• Exercise inputs:

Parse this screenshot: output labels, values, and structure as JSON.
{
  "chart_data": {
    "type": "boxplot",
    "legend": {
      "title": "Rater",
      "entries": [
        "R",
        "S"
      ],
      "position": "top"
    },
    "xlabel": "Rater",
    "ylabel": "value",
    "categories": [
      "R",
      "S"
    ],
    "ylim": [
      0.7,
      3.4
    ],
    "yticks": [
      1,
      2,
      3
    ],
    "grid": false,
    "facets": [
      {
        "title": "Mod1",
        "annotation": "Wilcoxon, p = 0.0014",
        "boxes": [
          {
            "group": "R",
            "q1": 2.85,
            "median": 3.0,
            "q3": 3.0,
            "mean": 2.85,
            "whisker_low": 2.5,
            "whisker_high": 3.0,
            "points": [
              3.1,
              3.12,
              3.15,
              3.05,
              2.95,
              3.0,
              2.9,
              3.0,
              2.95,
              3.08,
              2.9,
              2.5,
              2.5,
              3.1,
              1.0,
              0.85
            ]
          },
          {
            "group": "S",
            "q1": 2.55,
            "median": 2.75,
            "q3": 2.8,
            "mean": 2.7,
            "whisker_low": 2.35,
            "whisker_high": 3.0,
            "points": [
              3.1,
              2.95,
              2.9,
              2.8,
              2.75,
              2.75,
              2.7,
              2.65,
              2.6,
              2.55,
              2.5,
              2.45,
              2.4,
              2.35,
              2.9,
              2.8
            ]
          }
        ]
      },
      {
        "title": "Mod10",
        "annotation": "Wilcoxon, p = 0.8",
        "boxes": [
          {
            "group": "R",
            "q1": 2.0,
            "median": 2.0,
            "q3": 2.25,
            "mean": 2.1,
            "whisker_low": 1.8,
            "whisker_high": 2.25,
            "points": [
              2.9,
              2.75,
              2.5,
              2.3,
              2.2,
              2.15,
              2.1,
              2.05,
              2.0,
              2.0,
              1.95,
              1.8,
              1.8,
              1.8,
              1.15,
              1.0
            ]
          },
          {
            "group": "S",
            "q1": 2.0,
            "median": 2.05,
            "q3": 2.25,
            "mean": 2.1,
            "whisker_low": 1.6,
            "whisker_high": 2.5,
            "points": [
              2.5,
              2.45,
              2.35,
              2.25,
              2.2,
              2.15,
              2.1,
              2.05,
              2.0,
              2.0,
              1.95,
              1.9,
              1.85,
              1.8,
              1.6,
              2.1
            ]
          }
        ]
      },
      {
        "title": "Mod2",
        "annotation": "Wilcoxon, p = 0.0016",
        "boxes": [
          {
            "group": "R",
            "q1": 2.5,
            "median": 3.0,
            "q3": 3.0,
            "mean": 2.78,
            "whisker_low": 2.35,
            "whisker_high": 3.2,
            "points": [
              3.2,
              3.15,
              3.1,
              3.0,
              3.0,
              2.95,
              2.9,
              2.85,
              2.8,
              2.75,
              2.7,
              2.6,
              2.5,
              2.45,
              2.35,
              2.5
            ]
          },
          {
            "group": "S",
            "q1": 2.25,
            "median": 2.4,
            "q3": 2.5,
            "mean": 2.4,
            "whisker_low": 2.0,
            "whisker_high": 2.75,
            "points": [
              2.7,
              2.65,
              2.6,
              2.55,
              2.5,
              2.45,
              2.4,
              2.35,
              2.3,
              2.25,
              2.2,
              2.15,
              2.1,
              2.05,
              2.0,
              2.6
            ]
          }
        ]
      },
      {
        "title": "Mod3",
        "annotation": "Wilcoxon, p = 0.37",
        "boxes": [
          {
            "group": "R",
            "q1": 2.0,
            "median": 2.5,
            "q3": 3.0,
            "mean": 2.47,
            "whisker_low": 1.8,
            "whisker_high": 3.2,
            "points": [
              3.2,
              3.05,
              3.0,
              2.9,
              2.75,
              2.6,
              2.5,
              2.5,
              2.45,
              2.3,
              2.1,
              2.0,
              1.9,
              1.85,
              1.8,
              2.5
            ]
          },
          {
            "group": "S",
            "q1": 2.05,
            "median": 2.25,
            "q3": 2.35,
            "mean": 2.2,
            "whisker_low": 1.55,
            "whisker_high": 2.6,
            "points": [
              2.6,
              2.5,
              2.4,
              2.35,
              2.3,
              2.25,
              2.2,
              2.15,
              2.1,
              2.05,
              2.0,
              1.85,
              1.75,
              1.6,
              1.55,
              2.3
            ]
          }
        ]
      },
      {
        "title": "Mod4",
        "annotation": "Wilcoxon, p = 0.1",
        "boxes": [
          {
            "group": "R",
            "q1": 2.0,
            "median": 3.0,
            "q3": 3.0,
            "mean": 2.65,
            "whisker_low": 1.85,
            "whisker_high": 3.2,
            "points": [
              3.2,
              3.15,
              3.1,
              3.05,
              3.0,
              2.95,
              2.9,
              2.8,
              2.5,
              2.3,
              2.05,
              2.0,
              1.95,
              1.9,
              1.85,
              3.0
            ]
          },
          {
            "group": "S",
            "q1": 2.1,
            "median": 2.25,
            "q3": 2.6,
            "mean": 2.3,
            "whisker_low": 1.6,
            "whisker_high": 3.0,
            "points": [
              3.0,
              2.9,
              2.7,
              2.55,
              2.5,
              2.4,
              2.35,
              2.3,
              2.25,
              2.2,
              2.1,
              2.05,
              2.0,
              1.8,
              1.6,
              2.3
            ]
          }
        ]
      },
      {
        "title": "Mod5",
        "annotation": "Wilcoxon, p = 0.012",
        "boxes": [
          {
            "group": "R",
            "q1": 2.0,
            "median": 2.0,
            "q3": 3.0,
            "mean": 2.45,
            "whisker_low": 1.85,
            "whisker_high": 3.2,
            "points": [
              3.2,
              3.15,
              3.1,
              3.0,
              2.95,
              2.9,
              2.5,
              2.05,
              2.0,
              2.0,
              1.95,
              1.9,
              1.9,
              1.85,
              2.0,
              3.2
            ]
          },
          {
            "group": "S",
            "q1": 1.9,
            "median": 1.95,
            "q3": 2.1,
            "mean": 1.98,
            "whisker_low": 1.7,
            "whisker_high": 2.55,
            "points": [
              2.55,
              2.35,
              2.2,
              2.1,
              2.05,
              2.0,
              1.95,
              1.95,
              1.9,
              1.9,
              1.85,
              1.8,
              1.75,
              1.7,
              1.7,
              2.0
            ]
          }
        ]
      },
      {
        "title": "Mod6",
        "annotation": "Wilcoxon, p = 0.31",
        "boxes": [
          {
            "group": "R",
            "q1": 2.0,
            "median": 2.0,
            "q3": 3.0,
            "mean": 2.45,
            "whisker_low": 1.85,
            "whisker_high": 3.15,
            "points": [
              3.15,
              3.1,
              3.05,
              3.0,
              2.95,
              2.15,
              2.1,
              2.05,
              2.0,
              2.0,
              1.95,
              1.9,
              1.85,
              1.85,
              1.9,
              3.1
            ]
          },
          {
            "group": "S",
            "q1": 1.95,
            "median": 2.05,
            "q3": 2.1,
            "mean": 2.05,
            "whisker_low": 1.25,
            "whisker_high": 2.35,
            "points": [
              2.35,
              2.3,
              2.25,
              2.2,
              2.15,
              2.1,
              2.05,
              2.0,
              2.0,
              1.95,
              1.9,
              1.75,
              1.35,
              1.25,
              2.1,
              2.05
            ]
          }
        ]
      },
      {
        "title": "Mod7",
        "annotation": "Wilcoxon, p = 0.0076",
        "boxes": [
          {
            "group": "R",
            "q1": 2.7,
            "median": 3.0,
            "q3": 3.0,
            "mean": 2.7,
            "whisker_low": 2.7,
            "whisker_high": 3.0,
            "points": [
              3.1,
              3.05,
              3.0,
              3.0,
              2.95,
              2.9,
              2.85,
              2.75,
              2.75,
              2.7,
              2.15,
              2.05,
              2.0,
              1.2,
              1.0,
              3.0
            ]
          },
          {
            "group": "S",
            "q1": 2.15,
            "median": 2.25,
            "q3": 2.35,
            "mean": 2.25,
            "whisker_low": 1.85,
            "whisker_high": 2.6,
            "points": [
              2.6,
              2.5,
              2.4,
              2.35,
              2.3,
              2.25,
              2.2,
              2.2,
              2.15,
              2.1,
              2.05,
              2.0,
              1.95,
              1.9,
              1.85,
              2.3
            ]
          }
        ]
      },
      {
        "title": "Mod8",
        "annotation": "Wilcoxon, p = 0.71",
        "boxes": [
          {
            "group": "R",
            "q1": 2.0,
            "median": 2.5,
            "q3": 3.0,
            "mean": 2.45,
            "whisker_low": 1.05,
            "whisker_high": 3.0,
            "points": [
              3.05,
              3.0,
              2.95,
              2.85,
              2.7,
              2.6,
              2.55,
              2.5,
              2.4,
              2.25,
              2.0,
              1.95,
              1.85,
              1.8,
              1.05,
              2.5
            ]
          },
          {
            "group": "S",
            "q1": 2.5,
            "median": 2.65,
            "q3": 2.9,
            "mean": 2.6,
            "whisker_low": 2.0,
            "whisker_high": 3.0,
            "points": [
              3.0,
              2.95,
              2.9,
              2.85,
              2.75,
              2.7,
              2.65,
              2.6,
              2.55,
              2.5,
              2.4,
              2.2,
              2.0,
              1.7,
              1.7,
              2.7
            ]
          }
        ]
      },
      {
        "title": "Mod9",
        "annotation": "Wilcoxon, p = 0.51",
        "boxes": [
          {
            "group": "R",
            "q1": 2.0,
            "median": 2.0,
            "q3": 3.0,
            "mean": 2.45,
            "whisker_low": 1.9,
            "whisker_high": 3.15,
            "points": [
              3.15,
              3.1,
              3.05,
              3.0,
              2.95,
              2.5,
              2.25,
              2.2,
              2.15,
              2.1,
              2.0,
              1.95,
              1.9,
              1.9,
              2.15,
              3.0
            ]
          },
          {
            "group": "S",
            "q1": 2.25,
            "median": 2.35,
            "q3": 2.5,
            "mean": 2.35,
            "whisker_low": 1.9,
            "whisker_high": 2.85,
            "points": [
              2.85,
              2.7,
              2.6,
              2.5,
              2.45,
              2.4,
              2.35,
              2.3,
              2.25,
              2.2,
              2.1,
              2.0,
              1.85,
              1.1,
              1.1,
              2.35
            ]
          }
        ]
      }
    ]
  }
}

• Written exercise: Locate each line with the word "annotation" and copy it.

• Response to the exercise:
        "annotation": "Wilcoxon, p = 0.0014",
        "annotation": "Wilcoxon, p = 0.8",
        "annotation": "Wilcoxon, p = 0.0016",
        "annotation": "Wilcoxon, p = 0.37",
        "annotation": "Wilcoxon, p = 0.1",
        "annotation": "Wilcoxon, p = 0.012",
        "annotation": "Wilcoxon, p = 0.31",
        "annotation": "Wilcoxon, p = 0.0076",
        "annotation": "Wilcoxon, p = 0.71",
        "annotation": "Wilcoxon, p = 0.51",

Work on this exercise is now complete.